**TASK DESCRIPTION**:
Exactly as they appear, copy the lines of the listing from the one containing "Output a JSON" through the final line, both included, and nothing else.

[Start]

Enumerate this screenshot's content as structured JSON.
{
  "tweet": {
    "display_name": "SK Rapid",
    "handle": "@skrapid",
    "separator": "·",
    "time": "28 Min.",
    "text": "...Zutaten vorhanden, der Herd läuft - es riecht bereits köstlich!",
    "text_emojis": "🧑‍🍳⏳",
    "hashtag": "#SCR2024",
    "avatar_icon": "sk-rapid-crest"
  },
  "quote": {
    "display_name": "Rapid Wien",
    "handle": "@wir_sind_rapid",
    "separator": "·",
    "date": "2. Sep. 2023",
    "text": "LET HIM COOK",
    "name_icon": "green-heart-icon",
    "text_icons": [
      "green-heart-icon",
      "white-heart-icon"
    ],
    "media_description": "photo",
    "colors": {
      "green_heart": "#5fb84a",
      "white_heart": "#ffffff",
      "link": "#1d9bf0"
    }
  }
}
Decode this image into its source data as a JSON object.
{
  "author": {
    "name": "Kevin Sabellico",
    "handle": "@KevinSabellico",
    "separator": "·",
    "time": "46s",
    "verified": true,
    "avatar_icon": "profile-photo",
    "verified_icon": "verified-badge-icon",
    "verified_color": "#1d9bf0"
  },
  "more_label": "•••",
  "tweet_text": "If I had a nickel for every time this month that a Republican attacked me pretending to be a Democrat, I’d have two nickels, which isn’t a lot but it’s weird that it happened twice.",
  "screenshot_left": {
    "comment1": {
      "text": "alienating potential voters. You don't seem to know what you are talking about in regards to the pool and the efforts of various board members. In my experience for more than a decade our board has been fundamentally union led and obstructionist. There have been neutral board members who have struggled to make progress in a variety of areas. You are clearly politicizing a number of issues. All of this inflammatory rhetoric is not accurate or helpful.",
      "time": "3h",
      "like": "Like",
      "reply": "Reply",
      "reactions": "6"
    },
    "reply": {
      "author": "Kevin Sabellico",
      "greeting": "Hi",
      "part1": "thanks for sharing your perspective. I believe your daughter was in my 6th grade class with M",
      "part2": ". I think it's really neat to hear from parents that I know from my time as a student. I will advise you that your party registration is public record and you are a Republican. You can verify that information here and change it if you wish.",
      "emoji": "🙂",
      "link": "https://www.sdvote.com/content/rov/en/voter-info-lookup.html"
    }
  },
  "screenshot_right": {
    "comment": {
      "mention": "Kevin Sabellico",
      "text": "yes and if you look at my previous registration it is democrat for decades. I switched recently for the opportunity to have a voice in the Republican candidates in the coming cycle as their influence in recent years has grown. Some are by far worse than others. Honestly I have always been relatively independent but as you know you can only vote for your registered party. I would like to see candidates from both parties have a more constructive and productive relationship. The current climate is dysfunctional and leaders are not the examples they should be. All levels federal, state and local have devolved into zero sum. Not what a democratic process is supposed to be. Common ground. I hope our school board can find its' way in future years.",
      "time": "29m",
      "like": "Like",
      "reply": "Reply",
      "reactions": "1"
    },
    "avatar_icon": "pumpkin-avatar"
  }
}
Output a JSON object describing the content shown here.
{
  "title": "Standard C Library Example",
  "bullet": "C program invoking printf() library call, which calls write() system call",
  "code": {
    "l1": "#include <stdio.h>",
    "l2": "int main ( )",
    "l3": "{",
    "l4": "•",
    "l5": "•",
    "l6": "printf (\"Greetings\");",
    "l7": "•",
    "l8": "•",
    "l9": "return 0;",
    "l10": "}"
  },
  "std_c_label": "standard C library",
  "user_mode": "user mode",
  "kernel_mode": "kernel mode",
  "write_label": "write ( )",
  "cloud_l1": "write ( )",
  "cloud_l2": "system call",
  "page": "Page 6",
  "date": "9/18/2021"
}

[End]

**RESPONSE**:
Output a JSON object describing the content shown here.
{
  "title": "Standard C Library Example",
  "bullet": "C program invoking printf() library call, which calls write() system call",
  "code": {
    "l1": "#include <stdio.h>",
    "l2": "int main ( )",
    "l3": "{",
    "l4": "•",
    "l5": "•",
    "l6": "printf (\"Greetings\");",
    "l7": "•",
    "l8": "•",
    "l9": "return 0;",
    "l10": "}"
  },
  "std_c_label": "standard C library",
  "user_mode": "user mode",
  "kernel_mode": "kernel mode",
  "write_label": "write ( )",
  "cloud_l1": "write ( )",
  "cloud_l2": "system call",
  "page": "Page 6",
  "date": "9/18/2021"
}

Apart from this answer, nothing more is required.